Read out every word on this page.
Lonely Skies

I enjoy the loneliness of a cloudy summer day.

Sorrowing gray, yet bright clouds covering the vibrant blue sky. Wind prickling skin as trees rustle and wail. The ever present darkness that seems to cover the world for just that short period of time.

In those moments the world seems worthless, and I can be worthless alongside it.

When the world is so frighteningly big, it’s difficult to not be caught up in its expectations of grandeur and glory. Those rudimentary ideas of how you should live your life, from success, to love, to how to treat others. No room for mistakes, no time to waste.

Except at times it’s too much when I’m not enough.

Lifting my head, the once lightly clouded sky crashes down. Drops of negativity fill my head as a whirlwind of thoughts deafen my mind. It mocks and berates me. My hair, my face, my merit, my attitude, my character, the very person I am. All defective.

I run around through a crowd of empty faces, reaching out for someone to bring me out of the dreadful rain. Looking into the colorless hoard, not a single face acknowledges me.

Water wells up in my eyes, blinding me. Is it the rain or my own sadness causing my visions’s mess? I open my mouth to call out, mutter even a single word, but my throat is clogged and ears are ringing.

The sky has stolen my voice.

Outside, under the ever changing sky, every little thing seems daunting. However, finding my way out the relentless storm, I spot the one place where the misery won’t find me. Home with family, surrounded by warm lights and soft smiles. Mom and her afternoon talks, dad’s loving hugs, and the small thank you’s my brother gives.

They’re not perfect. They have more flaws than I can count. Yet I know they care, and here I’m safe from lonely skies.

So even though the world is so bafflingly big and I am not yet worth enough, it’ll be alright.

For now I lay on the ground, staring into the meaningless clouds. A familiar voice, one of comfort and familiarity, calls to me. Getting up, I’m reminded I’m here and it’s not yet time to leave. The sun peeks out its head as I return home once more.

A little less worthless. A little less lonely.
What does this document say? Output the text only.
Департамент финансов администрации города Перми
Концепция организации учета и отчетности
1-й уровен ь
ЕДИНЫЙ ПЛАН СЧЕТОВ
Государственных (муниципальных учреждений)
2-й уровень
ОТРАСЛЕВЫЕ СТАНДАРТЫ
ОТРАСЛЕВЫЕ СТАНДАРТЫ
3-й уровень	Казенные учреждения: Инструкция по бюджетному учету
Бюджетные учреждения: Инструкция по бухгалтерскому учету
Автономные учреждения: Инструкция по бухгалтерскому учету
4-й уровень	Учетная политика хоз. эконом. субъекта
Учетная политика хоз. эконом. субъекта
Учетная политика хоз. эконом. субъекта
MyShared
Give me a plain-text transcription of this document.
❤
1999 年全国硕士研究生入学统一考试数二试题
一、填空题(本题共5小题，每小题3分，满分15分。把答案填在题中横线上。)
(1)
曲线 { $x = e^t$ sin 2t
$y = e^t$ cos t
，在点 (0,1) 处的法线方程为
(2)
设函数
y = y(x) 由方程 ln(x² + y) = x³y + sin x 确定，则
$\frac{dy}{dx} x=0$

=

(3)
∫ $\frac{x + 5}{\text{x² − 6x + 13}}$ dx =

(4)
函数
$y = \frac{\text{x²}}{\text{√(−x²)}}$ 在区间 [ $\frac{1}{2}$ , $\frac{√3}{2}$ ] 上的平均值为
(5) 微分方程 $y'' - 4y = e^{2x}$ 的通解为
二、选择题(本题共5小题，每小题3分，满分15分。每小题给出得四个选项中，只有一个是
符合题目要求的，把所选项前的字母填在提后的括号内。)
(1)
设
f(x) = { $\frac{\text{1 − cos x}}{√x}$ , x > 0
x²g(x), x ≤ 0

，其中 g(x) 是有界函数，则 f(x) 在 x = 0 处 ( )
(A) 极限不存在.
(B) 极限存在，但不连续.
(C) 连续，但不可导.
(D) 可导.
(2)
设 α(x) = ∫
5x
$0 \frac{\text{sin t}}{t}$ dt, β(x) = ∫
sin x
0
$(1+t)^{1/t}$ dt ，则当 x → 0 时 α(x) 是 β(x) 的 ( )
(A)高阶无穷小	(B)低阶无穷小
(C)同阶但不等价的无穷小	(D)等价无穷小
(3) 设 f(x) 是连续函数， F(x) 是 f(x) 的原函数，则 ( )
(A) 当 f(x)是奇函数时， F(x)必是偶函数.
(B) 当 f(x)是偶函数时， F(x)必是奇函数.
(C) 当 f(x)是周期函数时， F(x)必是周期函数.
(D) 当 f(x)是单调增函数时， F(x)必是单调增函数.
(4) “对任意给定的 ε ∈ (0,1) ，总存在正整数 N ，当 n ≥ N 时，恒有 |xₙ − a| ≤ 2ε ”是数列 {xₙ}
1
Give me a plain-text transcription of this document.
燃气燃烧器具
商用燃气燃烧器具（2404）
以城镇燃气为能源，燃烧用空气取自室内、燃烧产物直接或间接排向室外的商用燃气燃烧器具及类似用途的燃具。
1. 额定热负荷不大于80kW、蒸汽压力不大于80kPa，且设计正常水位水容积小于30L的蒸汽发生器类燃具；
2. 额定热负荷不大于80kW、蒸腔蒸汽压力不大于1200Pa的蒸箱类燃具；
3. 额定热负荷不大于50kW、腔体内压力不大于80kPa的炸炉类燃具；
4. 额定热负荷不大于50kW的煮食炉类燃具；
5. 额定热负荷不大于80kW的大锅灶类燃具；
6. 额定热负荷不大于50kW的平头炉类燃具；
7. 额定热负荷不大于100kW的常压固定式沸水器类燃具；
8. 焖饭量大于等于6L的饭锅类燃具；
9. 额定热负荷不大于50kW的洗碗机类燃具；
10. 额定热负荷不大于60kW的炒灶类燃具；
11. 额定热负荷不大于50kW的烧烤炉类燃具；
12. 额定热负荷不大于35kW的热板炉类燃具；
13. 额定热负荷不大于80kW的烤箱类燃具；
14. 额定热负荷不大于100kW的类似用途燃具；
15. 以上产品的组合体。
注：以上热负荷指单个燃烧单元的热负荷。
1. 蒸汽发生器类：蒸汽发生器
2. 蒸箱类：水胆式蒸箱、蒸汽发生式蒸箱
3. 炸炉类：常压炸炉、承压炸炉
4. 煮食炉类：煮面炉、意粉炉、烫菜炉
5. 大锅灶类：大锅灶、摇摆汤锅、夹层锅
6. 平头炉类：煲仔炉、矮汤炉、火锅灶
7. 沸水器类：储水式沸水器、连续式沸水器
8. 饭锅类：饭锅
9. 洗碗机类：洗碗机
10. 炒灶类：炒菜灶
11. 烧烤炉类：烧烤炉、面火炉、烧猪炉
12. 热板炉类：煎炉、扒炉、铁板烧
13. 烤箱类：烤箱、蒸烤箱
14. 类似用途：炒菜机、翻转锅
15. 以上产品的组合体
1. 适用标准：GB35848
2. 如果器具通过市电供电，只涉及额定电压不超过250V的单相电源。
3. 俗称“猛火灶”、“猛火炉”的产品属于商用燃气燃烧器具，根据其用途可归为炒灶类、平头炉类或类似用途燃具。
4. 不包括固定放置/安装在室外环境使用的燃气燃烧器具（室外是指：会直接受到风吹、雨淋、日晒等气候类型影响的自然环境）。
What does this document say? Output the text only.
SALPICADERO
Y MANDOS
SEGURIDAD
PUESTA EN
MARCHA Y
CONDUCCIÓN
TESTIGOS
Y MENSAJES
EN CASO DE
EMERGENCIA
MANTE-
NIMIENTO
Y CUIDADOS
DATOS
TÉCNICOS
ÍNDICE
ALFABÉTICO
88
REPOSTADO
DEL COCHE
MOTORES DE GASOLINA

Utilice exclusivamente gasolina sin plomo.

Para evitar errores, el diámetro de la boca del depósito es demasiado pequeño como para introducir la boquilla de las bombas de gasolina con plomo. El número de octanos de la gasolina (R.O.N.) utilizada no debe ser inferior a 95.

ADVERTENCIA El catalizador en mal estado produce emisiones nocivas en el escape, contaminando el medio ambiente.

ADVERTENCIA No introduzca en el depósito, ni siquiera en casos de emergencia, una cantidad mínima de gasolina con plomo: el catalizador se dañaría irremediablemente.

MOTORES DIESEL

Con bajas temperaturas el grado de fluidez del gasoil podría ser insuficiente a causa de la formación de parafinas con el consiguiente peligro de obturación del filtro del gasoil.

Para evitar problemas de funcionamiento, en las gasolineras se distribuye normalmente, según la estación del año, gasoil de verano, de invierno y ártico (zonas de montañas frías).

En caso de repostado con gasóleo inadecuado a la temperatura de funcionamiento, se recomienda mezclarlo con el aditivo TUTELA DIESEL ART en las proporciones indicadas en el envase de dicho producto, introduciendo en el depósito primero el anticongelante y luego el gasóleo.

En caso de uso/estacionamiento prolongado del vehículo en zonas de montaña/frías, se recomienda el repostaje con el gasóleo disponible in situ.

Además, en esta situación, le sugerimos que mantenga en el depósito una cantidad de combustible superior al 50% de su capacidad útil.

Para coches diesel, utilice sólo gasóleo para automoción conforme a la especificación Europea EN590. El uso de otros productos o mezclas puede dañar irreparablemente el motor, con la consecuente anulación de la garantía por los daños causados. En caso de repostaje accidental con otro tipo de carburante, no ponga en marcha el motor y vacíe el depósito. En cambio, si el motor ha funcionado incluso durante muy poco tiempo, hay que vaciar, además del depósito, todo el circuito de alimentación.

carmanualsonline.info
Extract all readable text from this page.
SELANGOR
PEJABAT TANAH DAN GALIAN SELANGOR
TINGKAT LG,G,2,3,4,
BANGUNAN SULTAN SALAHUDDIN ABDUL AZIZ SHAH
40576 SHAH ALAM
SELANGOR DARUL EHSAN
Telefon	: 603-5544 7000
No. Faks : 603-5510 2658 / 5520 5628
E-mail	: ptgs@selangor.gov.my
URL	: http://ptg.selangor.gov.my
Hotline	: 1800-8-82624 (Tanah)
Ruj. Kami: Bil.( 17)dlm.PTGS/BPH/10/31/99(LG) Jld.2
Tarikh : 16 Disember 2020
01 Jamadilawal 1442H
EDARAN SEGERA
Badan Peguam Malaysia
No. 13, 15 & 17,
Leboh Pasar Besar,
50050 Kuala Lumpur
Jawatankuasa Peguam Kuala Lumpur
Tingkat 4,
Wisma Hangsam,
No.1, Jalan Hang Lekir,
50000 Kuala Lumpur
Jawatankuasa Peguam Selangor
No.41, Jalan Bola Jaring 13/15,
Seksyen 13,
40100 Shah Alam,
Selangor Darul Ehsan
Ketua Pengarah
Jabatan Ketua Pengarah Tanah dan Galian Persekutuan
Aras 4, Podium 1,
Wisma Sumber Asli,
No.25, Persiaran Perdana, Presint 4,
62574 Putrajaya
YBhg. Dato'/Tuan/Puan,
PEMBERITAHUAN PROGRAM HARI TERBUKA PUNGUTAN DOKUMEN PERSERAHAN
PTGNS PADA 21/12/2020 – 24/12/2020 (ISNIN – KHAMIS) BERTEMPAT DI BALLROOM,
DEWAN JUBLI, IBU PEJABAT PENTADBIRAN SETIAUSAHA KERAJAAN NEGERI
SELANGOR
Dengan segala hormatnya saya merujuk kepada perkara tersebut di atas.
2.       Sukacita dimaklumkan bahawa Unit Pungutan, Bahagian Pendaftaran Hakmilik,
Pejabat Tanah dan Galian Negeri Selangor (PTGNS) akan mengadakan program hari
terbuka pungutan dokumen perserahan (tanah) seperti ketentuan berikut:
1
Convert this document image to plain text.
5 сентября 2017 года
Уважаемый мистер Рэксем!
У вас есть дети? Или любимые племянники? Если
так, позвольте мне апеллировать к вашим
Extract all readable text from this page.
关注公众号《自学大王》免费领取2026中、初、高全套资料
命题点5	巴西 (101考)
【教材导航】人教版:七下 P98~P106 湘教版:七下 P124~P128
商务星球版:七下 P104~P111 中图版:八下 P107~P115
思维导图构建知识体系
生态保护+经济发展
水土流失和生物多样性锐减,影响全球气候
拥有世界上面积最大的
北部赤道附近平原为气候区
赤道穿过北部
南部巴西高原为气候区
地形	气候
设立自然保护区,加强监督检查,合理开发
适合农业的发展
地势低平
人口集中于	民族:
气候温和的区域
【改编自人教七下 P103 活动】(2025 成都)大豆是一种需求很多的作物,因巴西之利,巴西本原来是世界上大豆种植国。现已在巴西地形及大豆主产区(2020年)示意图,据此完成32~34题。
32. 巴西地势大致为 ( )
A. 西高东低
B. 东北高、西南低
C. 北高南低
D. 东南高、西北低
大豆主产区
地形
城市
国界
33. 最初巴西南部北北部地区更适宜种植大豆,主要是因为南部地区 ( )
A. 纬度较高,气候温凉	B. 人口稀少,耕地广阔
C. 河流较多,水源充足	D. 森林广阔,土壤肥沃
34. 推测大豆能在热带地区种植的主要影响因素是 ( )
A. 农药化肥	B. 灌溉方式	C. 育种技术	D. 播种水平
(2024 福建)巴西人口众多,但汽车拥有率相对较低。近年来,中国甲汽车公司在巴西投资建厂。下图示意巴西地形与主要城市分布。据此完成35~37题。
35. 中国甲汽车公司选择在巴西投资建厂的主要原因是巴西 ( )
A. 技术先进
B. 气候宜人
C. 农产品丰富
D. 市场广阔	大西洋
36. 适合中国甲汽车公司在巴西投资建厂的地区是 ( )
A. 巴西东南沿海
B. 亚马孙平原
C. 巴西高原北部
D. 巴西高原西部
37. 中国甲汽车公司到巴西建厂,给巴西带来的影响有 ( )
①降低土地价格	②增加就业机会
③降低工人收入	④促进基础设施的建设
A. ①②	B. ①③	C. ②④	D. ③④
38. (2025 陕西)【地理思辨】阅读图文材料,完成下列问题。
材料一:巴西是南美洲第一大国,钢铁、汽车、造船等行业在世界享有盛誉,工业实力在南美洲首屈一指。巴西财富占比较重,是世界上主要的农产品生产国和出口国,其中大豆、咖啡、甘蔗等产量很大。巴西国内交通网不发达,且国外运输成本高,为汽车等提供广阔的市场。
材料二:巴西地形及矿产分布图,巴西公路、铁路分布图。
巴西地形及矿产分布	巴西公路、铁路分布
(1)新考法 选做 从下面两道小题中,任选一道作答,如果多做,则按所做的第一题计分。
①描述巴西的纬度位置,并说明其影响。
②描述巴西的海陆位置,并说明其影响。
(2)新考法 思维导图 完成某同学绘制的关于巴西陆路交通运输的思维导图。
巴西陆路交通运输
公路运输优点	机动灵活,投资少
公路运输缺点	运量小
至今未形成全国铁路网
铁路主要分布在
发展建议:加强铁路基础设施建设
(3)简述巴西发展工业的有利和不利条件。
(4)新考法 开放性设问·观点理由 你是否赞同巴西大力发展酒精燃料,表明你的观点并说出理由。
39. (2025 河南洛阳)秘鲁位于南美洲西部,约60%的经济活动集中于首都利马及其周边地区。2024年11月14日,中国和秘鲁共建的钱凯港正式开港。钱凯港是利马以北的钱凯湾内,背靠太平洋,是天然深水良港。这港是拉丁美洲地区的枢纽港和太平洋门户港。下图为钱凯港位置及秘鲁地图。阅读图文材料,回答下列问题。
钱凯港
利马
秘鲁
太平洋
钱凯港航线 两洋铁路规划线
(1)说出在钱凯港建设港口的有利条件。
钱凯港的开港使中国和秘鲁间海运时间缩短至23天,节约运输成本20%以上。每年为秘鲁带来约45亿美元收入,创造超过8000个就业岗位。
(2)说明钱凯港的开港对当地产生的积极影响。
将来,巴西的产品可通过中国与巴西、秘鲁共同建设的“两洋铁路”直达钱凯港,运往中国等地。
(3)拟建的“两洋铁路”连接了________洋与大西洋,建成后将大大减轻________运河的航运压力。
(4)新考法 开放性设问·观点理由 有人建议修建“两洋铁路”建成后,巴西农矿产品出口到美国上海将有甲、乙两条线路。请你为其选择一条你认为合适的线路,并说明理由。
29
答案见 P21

——————

Given exercise: Check each line above for the word "巴西公路" and give the number of lines that have it, nothing else.

Exercise result: 2